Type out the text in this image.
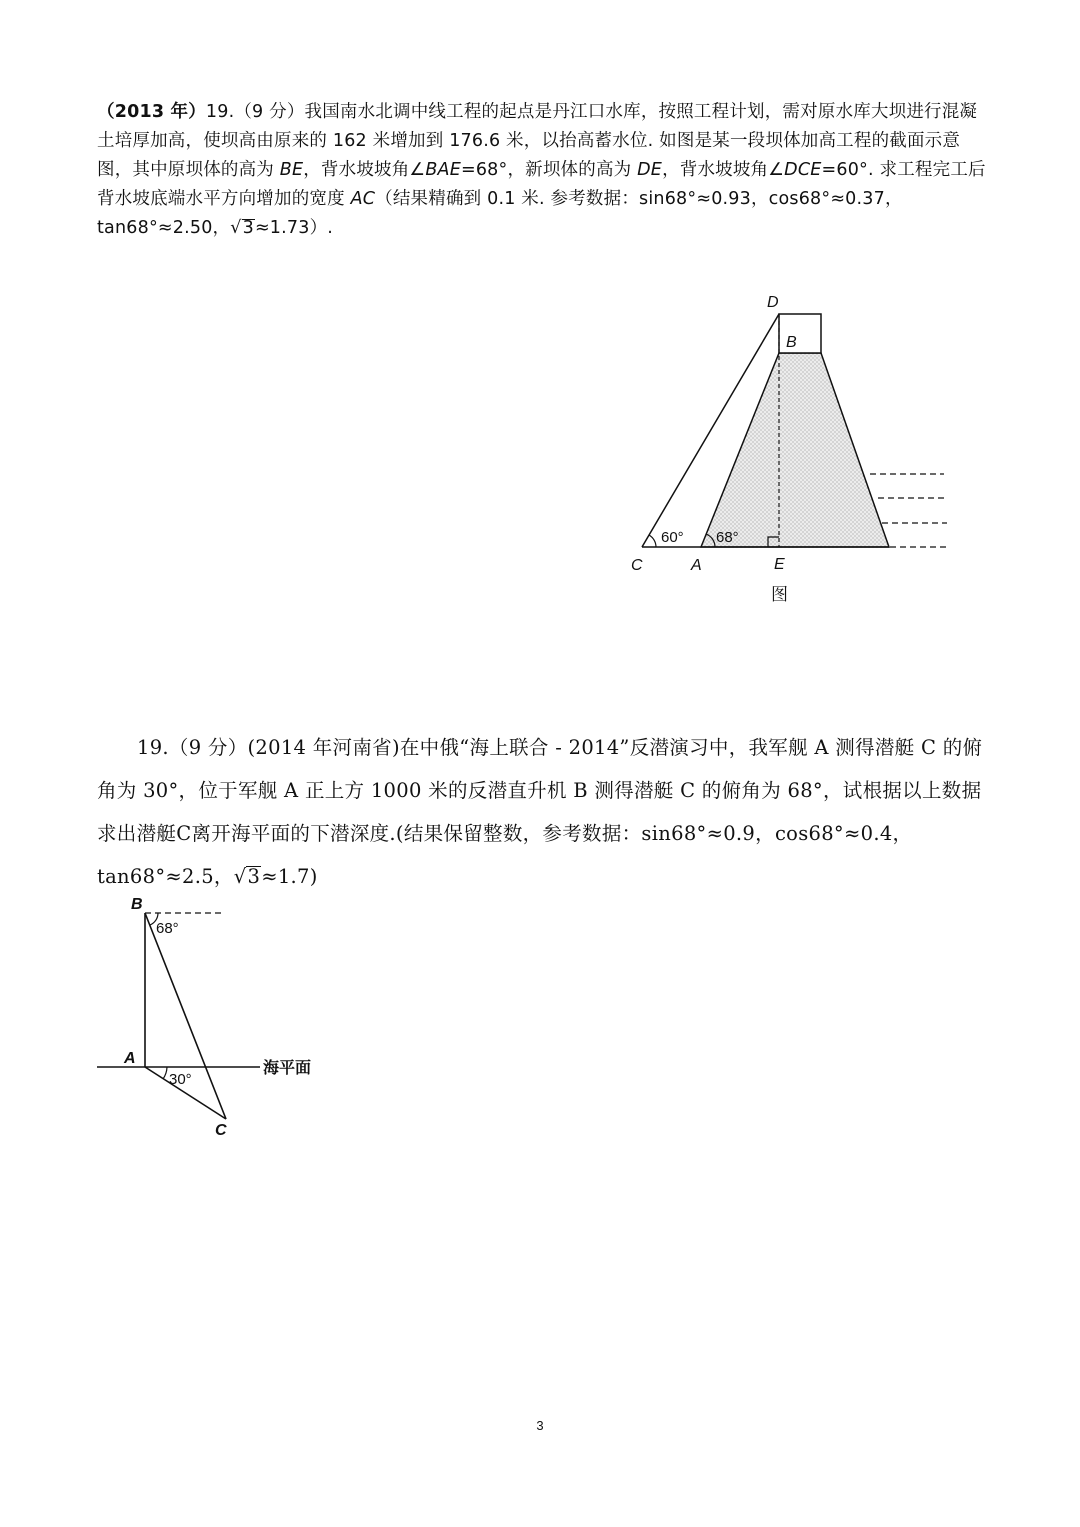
（2013 年）19.（9 分）我国南水北调中线工程的起点是丹江口水库，按照工程计划，需对原水库大坝进行混凝土培厚加高，使坝高由原来的 162 米增加到 176.6 米，以抬高蓄水位. 如图是某一段坝体加高工程的截面示意图，其中原坝体的高为 BE，背水坡坡角∠BAE=68°，新坝体的高为 DE，背水坡坡角∠DCE=60°. 求工程完工后背水坡底端水平方向增加的宽度 AC（结果精确到 0.1 米. 参考数据：sin68°≈0.93，cos68°≈0.37，tan68°≈2.50，√3≈1.73）.
D
B
C	A	E
60° 68°
图
19.（9 分）(2014 年河南省)在中俄“海上联合 - 2014”反潜演习中，我军舰 A 测得潜艇 C 的俯角为 30°，位于军舰 A 正上方 1000 米的反潜直升机 B 测得潜艇 C 的俯角为 68°，试根据以上数据求出潜艇C离开海平面的下潜深度.(结果保留整数，参考数据：sin68°≈0.9，cos68°≈0.4，tan68°≈2.5，√3≈1.7)
B
A
C
68°
30°
海平面
3
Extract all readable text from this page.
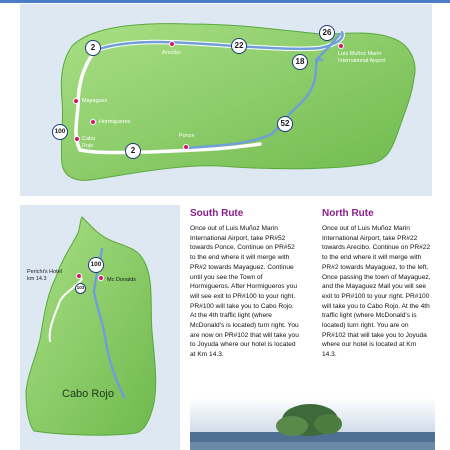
Arecibo	Luis Muñoz Marin International Airport
Mayaguez
Hormigueros
Cabo Rojo
Ponce
2	22
26
18
52
100
2
Perichi's Hotel
km 14.3	Mc Donalds
100
103
Cabo Rojo
South Rute
Once out of Luis Muñoz Marin International Airport, take PR#52 towards Ponce. Continue on PR#52 to the end where it will merge with PR#2 towards Mayaguez. Continue until you see the Town of Hormigueros. After Hormigueros you will see exit to PR#100 to your right. PR#100 will take you to Cabo Rojo. At the 4th traffic light (where McDonald's is located) turn right. You are now on PR#102 that will take you to Joyuda where our hotel is located at Km 14.3.
North Rute
Once out of Luis Muñoz Marin International Airport, take PR#22 towards Arecibo. Continue on PR#22 to the end where it will merge with PR#2 towards Mayaguez, to the left. Once passing the town of Mayaguez, and the Mayaguez Mall you will see exit to PR#100 to your right. PR#100 will take you to Cabo Rojo. At the 4th traffic light (where McDonald's is located) turn right. You are on PR#102 that will take you to Joyuda where our hotel is located at Km 14.3.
--
Directions:
Every line should be retyped exactly, with the pictures omitted.

Answer to the exercise:
Type out the text in this image.
（2013 年）19.（9 分）我国南水北调中线工程的起点是丹江口水库，按照工程计划，需对原水库大坝进行混凝土培厚加高，使坝高由原来的 162 米增加到 176.6 米，以抬高蓄水位. 如图是某一段坝体加高工程的截面示意图，其中原坝体的高为 BE，背水坡坡角∠BAE=68°，新坝体的高为 DE，背水坡坡角∠DCE=60°. 求工程完工后背水坡底端水平方向增加的宽度 AC（结果精确到 0.1 米. 参考数据：sin68°≈0.93，cos68°≈0.37，tan68°≈2.50，√3≈1.73）.
D
B
C	A	E
60° 68°
图
19.（9 分）(2014 年河南省)在中俄“海上联合 - 2014”反潜演习中，我军舰 A 测得潜艇 C 的俯角为 30°，位于军舰 A 正上方 1000 米的反潜直升机 B 测得潜艇 C 的俯角为 68°，试根据以上数据求出潜艇C离开海平面的下潜深度.(结果保留整数，参考数据：sin68°≈0.9，cos68°≈0.4，tan68°≈2.5，√3≈1.7)
B
A
C
68°
30°
海平面
3
Extract all readable text from this page.
Arecibo	Luis Muñoz Marin International Airport
Mayaguez
Hormigueros
Cabo Rojo
Ponce
2	22
26
18
52
100
2
Perichi's Hotel
km 14.3	Mc Donalds
100
103
Cabo Rojo
South Rute
Once out of Luis Muñoz Marin International Airport, take PR#52 towards Ponce. Continue on PR#52 to the end where it will merge with PR#2 towards Mayaguez. Continue until you see the Town of Hormigueros. After Hormigueros you will see exit to PR#100 to your right. PR#100 will take you to Cabo Rojo. At the 4th traffic light (where McDonald's is located) turn right. You are now on PR#102 that will take you to Joyuda where our hotel is located at Km 14.3.
North Rute
Once out of Luis Muñoz Marin International Airport, take PR#22 towards Arecibo. Continue on PR#22 to the end where it will merge with PR#2 towards Mayaguez, to the left. Once passing the town of Mayaguez, and the Mayaguez Mall you will see exit to PR#100 to your right. PR#100 will take you to Cabo Rojo. At the 4th traffic light (where McDonald's is located) turn right. You are on PR#102 that will take you to Joyuda where our hotel is located at Km 14.3.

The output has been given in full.